* _Goal of the exercise_
Retype everything in the material from the start down to the line that contains "- hard-drive-icon: [509, 80, 535, 98]", including both ends, exactly as each line appears.

* _Items from a dataset_
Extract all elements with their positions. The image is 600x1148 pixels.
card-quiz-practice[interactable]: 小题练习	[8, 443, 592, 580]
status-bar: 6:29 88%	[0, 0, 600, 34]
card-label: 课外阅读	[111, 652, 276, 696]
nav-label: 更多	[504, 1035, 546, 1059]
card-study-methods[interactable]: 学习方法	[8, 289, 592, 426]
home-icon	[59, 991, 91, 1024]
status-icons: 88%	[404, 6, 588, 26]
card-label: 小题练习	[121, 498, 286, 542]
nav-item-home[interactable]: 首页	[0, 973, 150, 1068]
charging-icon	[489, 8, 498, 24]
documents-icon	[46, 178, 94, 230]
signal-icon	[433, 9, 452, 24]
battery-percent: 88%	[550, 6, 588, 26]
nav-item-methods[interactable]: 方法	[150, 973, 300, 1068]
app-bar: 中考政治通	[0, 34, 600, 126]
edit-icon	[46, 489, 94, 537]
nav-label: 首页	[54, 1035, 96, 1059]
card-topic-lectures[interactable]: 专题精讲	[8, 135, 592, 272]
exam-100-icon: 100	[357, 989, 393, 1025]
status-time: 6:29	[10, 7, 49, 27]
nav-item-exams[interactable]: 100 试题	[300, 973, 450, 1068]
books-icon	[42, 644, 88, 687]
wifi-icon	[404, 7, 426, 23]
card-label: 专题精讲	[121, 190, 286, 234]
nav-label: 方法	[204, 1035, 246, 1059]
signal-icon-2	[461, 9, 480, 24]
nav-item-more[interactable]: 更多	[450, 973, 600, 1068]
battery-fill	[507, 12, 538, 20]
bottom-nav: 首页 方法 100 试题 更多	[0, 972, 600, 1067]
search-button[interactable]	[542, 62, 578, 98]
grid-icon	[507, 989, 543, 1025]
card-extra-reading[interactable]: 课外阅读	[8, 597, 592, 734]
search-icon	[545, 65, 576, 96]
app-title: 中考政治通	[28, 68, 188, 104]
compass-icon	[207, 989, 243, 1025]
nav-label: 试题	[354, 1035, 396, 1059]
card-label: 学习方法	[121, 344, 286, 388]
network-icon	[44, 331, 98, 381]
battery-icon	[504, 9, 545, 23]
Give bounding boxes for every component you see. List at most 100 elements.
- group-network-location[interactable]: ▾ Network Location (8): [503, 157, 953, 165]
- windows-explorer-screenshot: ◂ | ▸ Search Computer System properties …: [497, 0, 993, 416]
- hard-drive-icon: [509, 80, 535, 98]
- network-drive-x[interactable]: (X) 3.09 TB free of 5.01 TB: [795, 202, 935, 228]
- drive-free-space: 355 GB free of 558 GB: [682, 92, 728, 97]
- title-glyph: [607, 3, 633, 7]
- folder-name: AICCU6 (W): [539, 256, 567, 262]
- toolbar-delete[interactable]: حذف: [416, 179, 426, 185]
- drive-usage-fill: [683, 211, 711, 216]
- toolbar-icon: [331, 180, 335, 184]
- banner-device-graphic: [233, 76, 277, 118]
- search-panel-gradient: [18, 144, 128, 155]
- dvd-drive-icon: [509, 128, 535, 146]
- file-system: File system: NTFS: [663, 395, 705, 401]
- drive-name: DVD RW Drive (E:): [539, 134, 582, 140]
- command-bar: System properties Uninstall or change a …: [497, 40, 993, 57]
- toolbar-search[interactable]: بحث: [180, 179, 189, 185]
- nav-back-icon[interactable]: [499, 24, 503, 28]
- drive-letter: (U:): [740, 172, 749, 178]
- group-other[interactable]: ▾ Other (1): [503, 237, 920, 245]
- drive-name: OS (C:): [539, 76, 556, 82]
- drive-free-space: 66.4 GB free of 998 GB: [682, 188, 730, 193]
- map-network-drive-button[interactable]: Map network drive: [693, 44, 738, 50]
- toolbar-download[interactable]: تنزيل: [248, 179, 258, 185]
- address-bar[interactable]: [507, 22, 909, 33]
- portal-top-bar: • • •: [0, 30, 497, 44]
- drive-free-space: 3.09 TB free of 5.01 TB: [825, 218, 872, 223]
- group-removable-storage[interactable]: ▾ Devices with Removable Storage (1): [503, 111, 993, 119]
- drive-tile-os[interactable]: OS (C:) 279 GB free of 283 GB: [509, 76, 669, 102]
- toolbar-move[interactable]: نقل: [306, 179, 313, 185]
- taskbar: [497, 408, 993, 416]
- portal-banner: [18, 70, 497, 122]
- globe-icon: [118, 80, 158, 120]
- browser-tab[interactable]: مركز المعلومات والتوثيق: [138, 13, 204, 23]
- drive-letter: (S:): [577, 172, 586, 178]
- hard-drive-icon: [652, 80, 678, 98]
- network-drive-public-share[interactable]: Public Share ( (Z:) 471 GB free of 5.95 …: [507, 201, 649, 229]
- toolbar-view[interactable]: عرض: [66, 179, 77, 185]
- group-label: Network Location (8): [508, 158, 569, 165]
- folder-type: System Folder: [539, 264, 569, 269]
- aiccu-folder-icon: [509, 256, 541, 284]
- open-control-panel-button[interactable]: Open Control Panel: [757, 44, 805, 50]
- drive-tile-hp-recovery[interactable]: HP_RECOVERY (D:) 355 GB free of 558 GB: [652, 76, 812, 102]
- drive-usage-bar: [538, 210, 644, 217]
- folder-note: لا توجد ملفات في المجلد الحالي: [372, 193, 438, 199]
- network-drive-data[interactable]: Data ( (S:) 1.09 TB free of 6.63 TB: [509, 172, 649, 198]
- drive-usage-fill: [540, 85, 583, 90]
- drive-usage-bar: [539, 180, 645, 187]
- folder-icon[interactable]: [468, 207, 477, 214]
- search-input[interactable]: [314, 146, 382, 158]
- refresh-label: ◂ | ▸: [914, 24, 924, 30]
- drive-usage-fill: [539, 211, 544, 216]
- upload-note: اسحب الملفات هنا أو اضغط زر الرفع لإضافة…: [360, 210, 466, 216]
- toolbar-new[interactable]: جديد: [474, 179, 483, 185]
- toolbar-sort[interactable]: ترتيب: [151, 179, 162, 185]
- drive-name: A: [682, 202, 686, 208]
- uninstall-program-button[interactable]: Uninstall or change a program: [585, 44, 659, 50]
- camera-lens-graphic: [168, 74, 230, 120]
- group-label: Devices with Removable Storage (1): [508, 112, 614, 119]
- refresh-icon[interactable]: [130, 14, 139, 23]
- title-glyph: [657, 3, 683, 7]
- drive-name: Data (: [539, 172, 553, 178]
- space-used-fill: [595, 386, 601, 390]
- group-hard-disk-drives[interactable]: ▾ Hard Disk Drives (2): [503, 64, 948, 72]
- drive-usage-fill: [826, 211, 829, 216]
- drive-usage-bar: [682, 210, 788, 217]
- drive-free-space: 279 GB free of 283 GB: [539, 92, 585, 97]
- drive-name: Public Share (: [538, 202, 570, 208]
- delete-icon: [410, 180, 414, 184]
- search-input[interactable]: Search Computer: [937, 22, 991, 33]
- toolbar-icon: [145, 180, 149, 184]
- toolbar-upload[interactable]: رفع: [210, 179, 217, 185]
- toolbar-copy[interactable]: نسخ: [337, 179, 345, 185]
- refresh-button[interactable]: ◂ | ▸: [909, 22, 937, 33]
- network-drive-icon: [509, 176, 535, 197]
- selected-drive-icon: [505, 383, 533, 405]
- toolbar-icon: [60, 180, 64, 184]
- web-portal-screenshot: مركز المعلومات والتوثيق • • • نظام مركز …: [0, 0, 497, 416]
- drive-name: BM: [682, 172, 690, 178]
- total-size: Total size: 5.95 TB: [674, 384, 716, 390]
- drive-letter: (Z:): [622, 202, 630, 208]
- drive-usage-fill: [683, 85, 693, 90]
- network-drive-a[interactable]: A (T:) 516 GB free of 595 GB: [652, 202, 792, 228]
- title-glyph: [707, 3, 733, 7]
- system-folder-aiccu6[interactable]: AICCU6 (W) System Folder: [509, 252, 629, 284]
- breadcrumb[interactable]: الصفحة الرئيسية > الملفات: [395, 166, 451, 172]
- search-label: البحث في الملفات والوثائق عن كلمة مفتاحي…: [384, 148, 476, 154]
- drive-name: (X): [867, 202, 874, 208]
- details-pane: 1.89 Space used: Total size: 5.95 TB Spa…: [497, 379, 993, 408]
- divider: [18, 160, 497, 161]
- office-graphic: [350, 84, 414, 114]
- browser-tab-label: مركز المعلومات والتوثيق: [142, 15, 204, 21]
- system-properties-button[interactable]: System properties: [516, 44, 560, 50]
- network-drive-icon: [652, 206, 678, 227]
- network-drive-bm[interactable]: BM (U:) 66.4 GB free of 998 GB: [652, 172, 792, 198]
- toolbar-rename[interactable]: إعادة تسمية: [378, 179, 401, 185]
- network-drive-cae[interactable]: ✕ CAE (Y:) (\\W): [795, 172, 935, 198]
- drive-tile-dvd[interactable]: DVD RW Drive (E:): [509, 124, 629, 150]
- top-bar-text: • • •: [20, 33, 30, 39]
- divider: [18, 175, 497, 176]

* _Solved problem_
Extract all elements with their positions. The image is 600x1148 pixels.
card-quiz-practice[interactable]: 小题练习	[8, 443, 592, 580]
status-bar: 6:29 88%	[0, 0, 600, 34]
card-label: 课外阅读	[111, 652, 276, 696]
nav-label: 更多	[504, 1035, 546, 1059]
card-study-methods[interactable]: 学习方法	[8, 289, 592, 426]
home-icon	[59, 991, 91, 1024]
status-icons: 88%	[404, 6, 588, 26]
card-label: 小题练习	[121, 498, 286, 542]
nav-item-home[interactable]: 首页	[0, 973, 150, 1068]
charging-icon	[489, 8, 498, 24]
documents-icon	[46, 178, 94, 230]
signal-icon	[433, 9, 452, 24]
battery-percent: 88%	[550, 6, 588, 26]
nav-item-methods[interactable]: 方法	[150, 973, 300, 1068]
app-bar: 中考政治通	[0, 34, 600, 126]
edit-icon	[46, 489, 94, 537]
nav-label: 首页	[54, 1035, 96, 1059]
card-topic-lectures[interactable]: 专题精讲	[8, 135, 592, 272]
exam-100-icon: 100	[357, 989, 393, 1025]
status-time: 6:29	[10, 7, 49, 27]
nav-item-exams[interactable]: 100 试题	[300, 973, 450, 1068]
books-icon	[42, 644, 88, 687]
wifi-icon	[404, 7, 426, 23]
card-label: 专题精讲	[121, 190, 286, 234]
nav-label: 方法	[204, 1035, 246, 1059]
signal-icon-2	[461, 9, 480, 24]
nav-item-more[interactable]: 更多	[450, 973, 600, 1068]
battery-fill	[507, 12, 538, 20]
bottom-nav: 首页 方法 100 试题 更多	[0, 972, 600, 1067]
search-button[interactable]	[542, 62, 578, 98]
grid-icon	[507, 989, 543, 1025]
card-extra-reading[interactable]: 课外阅读	[8, 597, 592, 734]
search-icon	[545, 65, 576, 96]
app-title: 中考政治通	[28, 68, 188, 104]
compass-icon	[207, 989, 243, 1025]
nav-label: 试题	[354, 1035, 396, 1059]
card-label: 学习方法	[121, 344, 286, 388]
network-icon	[44, 331, 98, 381]
battery-icon	[504, 9, 545, 23]
Give bounding boxes for every component you see. List at most 100 elements.
- group-network-location[interactable]: ▾ Network Location (8): [503, 157, 953, 165]
- windows-explorer-screenshot: ◂ | ▸ Search Computer System properties …: [497, 0, 993, 416]
- hard-drive-icon: [509, 80, 535, 98]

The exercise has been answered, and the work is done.